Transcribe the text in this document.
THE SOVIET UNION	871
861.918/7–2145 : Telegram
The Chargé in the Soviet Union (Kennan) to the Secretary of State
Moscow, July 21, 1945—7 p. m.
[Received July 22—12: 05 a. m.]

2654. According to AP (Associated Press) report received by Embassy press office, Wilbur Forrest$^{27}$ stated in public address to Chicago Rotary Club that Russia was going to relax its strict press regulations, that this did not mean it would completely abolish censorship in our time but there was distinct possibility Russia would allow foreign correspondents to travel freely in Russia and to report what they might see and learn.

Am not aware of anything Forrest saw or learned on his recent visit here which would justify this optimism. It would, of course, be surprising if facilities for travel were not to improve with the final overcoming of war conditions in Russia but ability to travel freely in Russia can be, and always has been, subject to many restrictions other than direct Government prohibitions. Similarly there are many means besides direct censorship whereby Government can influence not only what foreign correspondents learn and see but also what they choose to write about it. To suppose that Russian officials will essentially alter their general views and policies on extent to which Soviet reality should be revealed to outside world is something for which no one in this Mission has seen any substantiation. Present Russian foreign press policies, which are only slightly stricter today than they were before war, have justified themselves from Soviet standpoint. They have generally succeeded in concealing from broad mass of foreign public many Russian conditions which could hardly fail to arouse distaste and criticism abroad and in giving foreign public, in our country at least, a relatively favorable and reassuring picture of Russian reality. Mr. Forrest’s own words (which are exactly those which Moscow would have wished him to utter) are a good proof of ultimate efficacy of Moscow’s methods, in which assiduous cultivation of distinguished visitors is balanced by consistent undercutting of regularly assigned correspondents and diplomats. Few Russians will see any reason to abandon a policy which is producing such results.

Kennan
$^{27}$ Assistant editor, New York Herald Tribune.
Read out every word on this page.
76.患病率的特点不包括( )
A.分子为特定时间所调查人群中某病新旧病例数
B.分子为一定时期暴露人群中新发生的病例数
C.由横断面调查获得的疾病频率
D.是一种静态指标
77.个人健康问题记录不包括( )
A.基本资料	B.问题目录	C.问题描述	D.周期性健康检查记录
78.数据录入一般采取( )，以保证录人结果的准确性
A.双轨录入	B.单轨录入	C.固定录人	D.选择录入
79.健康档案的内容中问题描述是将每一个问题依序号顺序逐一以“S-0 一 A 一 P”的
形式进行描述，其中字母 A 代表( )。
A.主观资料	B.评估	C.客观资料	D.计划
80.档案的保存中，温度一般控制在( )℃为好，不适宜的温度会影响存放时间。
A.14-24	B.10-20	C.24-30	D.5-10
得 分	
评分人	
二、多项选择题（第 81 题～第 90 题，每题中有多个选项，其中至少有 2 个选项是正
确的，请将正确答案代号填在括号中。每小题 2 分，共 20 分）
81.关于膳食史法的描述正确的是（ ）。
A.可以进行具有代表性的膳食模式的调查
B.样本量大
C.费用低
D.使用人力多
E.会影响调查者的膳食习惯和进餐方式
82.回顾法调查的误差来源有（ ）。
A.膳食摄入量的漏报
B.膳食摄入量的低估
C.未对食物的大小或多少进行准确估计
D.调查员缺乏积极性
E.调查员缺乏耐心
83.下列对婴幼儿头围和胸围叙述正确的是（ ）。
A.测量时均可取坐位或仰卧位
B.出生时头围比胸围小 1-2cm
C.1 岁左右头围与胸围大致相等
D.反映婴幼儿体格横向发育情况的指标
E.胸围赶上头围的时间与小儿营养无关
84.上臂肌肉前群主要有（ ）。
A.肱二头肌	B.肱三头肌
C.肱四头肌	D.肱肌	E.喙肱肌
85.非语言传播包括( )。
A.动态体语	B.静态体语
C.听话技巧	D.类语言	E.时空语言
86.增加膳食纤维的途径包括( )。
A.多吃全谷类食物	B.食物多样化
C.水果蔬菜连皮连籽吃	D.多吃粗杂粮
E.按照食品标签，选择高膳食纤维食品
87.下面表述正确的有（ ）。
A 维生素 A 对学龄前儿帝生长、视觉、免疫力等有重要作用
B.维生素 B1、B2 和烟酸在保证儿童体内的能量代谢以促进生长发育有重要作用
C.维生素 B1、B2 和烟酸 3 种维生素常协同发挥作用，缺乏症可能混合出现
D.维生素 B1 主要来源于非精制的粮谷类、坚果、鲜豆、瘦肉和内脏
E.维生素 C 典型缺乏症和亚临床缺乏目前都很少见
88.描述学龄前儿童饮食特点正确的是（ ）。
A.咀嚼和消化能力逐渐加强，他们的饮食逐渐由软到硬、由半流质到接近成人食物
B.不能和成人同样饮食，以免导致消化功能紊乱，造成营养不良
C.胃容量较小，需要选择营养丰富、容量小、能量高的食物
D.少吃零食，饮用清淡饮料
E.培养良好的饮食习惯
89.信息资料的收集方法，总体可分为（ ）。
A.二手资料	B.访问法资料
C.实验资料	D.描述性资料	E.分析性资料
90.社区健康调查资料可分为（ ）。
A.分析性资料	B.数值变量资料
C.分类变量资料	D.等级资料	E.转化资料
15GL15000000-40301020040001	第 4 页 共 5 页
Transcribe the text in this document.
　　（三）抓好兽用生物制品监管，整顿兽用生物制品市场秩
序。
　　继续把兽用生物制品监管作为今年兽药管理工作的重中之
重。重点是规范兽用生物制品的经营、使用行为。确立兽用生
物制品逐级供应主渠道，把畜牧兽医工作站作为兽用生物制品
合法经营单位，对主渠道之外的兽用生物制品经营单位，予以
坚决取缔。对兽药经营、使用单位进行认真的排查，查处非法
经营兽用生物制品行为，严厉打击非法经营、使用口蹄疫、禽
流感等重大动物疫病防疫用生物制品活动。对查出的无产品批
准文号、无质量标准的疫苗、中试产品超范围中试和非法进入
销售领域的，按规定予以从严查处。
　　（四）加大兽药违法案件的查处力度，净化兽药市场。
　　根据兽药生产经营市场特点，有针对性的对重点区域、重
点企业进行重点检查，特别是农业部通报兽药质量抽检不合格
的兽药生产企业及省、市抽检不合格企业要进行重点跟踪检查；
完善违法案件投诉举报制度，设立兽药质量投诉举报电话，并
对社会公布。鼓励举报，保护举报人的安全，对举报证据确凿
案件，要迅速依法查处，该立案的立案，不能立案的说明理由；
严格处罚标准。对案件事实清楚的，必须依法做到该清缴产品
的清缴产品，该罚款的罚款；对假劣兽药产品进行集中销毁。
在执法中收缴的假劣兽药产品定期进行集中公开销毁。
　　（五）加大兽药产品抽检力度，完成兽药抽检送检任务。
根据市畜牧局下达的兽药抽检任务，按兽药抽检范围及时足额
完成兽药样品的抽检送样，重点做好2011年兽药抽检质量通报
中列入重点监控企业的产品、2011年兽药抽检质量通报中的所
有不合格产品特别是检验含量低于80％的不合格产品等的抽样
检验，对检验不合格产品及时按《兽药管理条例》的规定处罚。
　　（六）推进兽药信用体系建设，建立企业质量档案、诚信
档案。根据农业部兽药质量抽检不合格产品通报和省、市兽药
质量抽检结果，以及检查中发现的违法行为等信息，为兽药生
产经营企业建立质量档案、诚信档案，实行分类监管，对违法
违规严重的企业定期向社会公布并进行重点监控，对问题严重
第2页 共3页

★ ★ ★ ★ ★ ★ ★

• _TASK DETAILS_: Looking at the entries above, state how many lines contain "learn"; give the number alone.

• _CORRECT RESPONSE_: 2